• [Exercise prompt]: Report, as a bare number, how many lines of the material below contain the word "documents".
***** Records shown *****
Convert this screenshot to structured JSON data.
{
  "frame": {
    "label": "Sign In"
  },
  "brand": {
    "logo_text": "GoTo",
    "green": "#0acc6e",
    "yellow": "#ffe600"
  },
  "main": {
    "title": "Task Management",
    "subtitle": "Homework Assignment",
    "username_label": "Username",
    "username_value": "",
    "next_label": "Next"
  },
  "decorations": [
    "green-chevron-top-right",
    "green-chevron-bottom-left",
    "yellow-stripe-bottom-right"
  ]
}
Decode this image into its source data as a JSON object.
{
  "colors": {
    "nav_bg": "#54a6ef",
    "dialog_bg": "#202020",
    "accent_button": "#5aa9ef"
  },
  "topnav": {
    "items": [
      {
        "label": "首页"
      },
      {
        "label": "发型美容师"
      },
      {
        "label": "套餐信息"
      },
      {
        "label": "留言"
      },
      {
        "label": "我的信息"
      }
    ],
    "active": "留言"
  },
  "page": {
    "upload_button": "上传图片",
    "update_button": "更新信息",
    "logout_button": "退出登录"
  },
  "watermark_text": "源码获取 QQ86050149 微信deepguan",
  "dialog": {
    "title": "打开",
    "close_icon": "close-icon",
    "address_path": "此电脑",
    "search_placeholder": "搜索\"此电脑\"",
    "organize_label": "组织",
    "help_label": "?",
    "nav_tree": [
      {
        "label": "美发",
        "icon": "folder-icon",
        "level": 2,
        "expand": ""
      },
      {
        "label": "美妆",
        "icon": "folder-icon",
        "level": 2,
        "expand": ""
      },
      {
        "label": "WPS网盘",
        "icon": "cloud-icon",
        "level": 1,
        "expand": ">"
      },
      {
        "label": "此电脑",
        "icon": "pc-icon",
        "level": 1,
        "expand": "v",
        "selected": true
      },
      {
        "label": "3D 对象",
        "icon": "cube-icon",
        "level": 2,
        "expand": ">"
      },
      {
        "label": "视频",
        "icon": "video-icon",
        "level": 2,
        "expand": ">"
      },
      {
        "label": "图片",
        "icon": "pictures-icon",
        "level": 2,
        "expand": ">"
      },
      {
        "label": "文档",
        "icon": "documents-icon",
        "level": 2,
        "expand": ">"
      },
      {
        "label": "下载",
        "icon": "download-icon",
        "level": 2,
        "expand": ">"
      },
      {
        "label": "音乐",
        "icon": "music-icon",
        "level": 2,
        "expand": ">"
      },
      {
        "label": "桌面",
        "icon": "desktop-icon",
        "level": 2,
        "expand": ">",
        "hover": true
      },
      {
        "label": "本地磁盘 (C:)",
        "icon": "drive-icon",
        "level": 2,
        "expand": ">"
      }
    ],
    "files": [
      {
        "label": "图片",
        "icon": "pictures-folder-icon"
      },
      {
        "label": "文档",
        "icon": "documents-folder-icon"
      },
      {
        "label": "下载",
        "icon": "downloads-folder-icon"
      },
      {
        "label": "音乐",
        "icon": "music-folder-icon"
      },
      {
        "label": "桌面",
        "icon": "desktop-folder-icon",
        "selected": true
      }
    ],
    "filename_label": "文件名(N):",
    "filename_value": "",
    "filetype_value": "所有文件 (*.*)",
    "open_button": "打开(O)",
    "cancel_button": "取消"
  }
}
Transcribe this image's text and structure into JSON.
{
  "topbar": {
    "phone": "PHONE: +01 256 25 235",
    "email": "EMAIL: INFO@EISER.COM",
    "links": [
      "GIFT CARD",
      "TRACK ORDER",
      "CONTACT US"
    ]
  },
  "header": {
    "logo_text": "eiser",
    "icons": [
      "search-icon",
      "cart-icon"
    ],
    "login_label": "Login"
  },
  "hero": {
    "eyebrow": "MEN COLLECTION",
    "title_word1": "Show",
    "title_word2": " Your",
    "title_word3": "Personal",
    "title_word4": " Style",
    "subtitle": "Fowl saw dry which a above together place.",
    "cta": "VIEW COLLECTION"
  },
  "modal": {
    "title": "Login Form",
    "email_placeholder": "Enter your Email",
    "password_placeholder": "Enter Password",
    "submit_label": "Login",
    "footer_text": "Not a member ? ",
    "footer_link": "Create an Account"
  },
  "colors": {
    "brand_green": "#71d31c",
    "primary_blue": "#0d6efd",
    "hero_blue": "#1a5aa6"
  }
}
*****
• [Correct response]: 2